● Short exercise: Find the lines containing the word "Breslau" and copy every one of them.

● Data excerpts:
>> BEGIN
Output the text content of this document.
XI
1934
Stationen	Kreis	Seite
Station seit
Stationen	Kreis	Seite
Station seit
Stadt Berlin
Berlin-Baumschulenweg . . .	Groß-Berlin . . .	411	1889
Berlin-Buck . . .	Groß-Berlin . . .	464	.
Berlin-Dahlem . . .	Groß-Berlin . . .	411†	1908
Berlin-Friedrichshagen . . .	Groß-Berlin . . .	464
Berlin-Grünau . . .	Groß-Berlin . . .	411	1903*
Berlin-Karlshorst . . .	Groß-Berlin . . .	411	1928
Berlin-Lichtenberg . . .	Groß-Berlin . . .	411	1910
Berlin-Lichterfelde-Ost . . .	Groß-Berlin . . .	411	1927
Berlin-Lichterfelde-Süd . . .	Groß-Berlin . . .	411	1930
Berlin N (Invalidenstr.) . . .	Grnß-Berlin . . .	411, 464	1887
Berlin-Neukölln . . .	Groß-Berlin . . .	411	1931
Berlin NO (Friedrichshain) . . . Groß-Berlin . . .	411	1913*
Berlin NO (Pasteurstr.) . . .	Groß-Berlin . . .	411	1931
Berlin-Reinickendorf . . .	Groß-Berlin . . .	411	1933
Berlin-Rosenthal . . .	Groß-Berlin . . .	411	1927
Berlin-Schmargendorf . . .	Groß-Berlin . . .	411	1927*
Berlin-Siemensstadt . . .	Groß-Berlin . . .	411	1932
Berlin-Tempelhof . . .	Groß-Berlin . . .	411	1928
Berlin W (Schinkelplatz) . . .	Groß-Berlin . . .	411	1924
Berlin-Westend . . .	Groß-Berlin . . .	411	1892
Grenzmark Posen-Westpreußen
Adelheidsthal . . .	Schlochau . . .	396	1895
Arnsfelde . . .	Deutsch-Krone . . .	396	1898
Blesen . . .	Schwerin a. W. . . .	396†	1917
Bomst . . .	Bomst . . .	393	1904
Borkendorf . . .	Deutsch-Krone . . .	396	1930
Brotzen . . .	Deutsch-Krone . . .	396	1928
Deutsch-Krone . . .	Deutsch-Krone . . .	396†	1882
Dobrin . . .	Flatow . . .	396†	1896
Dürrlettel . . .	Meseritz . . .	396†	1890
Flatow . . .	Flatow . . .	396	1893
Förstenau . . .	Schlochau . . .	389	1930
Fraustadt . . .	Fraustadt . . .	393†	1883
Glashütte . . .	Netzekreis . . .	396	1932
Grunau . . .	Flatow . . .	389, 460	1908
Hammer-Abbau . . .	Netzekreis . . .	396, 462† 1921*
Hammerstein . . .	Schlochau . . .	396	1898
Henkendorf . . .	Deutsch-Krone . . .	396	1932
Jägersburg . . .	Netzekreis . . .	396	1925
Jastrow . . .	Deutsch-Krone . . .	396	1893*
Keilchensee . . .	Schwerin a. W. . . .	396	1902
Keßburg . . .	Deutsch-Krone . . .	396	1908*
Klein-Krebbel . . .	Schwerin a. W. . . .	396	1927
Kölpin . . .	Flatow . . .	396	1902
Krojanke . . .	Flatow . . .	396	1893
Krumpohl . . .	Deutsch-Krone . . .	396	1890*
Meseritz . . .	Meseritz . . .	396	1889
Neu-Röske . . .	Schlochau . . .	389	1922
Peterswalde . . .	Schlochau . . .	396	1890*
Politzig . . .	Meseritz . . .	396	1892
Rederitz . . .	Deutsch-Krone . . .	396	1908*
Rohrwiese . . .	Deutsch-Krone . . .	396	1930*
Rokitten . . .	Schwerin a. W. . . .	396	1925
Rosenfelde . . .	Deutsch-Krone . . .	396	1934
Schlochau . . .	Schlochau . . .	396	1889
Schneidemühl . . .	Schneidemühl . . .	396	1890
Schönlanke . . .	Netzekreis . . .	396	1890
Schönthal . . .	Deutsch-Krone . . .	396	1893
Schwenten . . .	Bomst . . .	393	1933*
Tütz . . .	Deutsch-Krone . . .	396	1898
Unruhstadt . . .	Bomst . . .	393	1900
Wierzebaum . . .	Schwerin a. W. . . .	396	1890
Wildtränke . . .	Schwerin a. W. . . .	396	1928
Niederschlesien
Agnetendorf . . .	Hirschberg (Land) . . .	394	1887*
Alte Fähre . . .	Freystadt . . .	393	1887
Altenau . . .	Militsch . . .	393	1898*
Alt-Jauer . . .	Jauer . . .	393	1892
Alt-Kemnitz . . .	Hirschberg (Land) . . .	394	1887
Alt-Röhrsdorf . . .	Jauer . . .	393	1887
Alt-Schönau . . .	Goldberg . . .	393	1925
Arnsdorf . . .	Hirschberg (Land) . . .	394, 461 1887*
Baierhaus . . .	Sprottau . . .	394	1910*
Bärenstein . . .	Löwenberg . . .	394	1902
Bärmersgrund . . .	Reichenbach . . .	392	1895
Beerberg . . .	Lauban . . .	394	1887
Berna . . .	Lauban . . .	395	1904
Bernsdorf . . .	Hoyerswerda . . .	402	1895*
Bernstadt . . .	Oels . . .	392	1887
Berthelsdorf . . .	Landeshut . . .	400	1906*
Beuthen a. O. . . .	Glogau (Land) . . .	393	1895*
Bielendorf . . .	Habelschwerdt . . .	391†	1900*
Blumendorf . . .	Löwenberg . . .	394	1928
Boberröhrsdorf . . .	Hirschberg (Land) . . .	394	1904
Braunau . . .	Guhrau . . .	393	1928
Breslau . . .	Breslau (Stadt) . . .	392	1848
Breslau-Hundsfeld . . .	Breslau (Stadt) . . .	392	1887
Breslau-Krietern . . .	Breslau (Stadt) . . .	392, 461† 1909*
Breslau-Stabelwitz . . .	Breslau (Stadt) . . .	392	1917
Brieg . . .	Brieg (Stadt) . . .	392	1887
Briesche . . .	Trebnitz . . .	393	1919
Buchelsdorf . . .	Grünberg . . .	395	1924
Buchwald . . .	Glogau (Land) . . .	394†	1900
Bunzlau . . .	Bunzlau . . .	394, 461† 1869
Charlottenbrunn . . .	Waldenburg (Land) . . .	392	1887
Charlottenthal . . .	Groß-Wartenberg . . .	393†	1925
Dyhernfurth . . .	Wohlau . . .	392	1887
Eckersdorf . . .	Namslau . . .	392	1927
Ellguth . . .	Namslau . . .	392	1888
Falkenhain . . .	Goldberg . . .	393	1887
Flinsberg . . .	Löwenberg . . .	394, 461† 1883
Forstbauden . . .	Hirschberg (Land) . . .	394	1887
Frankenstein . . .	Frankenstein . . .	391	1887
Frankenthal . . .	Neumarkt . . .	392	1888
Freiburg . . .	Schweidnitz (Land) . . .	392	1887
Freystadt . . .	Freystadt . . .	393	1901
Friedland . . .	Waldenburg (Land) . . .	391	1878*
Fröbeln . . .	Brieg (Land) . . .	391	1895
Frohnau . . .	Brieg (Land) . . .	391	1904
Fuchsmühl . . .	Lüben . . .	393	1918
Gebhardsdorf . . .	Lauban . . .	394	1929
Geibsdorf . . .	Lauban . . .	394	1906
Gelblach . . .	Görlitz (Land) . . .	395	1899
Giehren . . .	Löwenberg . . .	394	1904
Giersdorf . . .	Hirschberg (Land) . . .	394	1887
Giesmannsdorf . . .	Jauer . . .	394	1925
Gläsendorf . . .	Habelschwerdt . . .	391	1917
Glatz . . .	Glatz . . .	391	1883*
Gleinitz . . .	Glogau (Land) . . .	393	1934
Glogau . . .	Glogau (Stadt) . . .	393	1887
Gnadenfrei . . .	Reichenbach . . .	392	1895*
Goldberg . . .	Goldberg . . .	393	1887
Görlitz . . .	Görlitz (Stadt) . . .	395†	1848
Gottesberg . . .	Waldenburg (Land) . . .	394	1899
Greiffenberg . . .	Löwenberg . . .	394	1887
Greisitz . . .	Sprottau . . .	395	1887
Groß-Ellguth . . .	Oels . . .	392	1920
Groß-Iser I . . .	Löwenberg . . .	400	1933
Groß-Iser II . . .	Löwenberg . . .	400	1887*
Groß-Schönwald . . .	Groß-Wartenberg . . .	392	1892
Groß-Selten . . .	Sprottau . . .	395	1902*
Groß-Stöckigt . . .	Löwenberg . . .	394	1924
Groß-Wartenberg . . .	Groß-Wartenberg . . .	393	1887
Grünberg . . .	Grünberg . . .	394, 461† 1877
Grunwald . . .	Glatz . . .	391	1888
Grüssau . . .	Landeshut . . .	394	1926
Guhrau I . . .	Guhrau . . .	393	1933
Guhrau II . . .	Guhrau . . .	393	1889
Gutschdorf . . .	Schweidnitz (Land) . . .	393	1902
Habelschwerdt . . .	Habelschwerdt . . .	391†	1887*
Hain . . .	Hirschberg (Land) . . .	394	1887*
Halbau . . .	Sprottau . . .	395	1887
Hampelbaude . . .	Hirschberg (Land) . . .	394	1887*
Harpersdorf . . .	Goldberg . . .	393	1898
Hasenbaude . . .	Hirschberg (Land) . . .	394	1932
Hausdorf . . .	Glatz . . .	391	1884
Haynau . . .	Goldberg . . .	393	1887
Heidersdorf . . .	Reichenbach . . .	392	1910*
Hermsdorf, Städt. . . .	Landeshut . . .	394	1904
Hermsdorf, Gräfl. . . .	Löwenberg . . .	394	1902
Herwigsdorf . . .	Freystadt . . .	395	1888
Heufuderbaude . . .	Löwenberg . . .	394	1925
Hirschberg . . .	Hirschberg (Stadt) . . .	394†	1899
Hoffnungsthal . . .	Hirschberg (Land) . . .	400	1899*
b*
>> END
● Output of the task:
Breslau . . .	Breslau (Stadt) . . .	392	1848
Breslau-Hundsfeld . . .	Breslau (Stadt) . . .	392	1887
Breslau-Krietern . . .	Breslau (Stadt) . . .	392, 461† 1909*
Breslau-Stabelwitz . . .	Breslau (Stadt) . . .	392	1917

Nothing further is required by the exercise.